(Structured figure records)
▽

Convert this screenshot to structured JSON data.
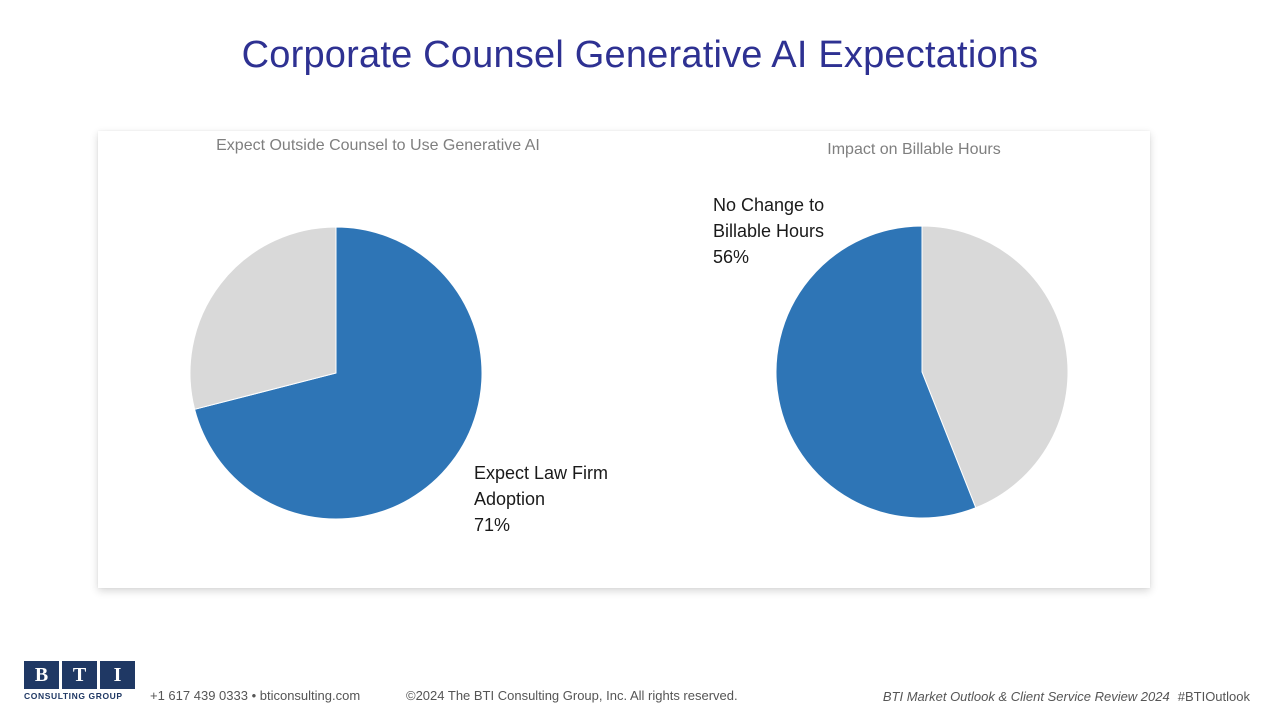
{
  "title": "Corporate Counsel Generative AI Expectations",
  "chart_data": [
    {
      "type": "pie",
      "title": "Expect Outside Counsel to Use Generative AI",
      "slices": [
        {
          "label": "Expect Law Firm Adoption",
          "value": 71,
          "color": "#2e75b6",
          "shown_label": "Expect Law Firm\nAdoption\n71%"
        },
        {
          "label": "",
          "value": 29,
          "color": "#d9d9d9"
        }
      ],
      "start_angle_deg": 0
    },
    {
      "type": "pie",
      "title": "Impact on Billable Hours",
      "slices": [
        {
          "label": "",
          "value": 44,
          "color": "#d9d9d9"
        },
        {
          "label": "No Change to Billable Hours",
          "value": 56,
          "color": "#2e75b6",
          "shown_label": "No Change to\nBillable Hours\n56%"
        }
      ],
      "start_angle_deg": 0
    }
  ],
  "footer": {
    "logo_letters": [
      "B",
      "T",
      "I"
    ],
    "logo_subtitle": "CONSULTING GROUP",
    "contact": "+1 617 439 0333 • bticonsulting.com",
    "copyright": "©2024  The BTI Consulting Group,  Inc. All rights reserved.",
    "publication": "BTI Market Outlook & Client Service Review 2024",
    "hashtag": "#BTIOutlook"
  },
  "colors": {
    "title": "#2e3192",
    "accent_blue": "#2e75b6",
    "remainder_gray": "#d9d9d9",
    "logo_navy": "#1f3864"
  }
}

△
▽

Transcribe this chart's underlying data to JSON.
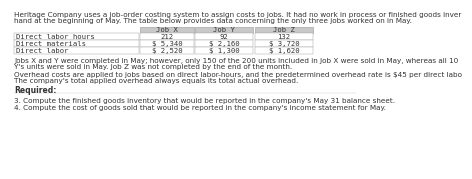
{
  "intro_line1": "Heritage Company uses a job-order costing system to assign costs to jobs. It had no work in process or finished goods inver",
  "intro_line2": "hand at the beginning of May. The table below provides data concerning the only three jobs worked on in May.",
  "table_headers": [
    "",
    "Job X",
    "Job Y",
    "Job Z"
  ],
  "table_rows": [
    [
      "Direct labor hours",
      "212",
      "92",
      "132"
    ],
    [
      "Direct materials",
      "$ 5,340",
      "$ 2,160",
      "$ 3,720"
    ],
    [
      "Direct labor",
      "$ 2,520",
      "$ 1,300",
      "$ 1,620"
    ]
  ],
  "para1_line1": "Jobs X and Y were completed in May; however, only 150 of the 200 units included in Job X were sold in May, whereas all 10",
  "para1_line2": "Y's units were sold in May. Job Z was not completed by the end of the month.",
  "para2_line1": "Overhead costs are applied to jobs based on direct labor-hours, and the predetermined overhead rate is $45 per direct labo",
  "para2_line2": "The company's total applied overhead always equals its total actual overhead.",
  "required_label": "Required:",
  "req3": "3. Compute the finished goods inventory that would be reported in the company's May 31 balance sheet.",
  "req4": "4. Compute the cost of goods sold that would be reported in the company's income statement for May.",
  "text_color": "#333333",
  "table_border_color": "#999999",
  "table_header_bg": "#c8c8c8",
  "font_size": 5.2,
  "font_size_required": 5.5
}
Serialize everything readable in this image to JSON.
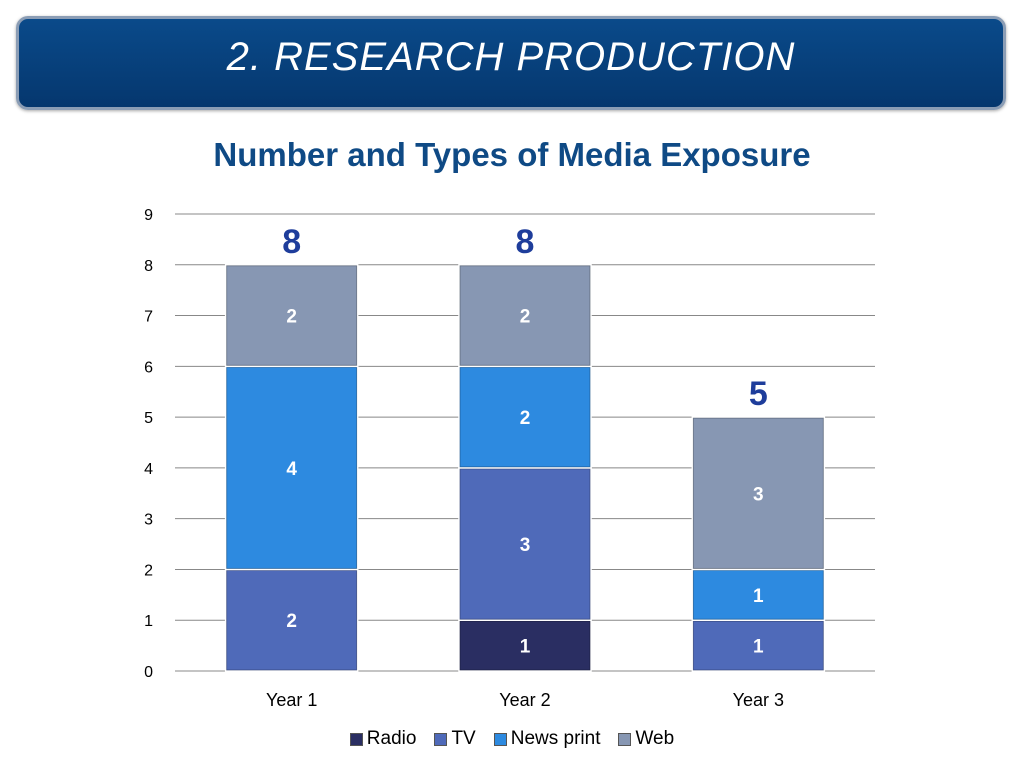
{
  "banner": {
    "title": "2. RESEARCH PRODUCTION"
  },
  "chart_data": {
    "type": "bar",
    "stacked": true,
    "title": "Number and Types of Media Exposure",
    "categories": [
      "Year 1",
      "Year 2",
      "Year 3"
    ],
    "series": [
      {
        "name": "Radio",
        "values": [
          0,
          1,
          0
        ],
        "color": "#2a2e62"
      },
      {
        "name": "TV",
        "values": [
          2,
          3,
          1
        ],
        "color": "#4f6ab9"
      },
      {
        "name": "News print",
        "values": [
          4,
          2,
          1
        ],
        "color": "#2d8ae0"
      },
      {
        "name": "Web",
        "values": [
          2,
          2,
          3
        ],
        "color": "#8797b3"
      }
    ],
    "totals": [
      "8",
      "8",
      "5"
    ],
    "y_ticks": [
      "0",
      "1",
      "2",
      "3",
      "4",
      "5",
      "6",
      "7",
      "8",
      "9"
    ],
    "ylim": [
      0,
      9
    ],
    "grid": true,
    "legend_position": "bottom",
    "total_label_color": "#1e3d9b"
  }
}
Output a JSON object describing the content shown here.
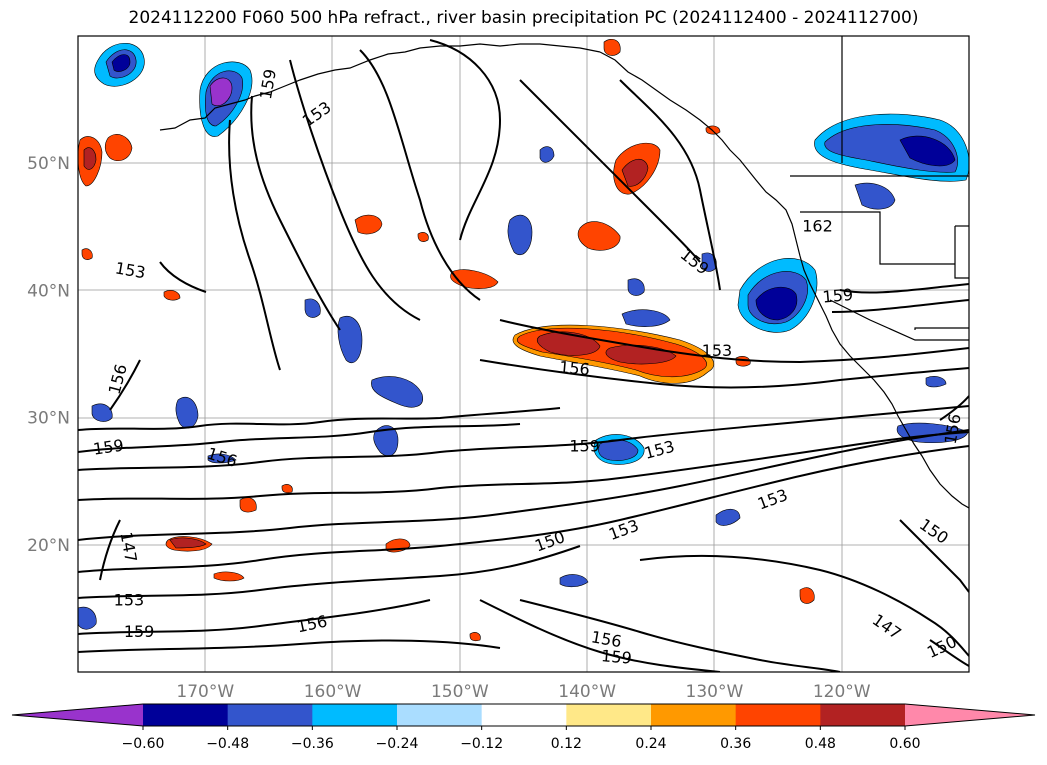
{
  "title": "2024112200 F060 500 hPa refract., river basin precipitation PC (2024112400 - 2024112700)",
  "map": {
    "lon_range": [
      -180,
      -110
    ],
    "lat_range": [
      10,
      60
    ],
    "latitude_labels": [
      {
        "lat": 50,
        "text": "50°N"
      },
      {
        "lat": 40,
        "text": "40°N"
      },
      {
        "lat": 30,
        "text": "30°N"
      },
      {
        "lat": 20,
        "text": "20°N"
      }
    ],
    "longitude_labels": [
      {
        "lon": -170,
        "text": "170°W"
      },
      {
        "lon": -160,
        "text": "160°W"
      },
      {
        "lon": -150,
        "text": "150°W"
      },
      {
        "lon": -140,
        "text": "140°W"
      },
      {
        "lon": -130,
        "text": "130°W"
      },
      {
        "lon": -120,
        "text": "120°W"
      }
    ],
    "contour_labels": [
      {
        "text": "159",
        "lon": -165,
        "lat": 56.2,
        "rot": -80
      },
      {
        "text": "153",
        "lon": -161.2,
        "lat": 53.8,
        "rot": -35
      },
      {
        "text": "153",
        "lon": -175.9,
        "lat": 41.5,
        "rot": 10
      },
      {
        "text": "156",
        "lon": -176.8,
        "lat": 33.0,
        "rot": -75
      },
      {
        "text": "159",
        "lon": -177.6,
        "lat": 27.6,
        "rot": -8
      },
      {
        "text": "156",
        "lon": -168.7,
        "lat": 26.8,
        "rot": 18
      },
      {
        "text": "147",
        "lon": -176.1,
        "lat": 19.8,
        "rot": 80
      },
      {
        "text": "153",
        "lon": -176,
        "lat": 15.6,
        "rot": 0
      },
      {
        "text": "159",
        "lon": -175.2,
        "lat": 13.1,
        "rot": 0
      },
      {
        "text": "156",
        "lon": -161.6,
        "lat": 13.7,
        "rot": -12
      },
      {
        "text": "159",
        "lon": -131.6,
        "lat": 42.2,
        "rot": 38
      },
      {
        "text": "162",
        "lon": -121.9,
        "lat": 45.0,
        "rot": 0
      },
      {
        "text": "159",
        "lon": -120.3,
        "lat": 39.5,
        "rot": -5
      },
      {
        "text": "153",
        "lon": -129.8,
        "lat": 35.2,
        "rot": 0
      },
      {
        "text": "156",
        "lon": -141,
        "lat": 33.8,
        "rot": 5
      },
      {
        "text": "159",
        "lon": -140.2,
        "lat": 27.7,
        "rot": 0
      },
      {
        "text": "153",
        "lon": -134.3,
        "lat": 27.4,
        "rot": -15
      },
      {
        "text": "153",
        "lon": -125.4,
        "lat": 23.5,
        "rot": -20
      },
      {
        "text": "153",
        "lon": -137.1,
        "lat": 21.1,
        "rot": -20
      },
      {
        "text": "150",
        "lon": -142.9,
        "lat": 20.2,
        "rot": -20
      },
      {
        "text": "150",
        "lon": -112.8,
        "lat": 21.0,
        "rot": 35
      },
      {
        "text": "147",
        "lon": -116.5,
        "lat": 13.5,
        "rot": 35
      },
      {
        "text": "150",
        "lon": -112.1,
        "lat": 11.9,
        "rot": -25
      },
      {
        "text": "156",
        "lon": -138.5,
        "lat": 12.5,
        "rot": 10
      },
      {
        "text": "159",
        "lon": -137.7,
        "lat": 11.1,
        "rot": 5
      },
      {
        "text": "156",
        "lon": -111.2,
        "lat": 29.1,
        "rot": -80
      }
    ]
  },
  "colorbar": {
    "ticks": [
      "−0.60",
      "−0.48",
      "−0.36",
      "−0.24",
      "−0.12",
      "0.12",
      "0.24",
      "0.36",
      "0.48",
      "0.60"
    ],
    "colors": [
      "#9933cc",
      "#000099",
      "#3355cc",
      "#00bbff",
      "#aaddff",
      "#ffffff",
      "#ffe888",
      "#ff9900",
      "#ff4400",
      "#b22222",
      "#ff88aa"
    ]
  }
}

△

### THE TASK
Say how many lines in the records hold "Counsel", with the number as the whole reply.

### OUTPUT FOR THIS EXERCISE
2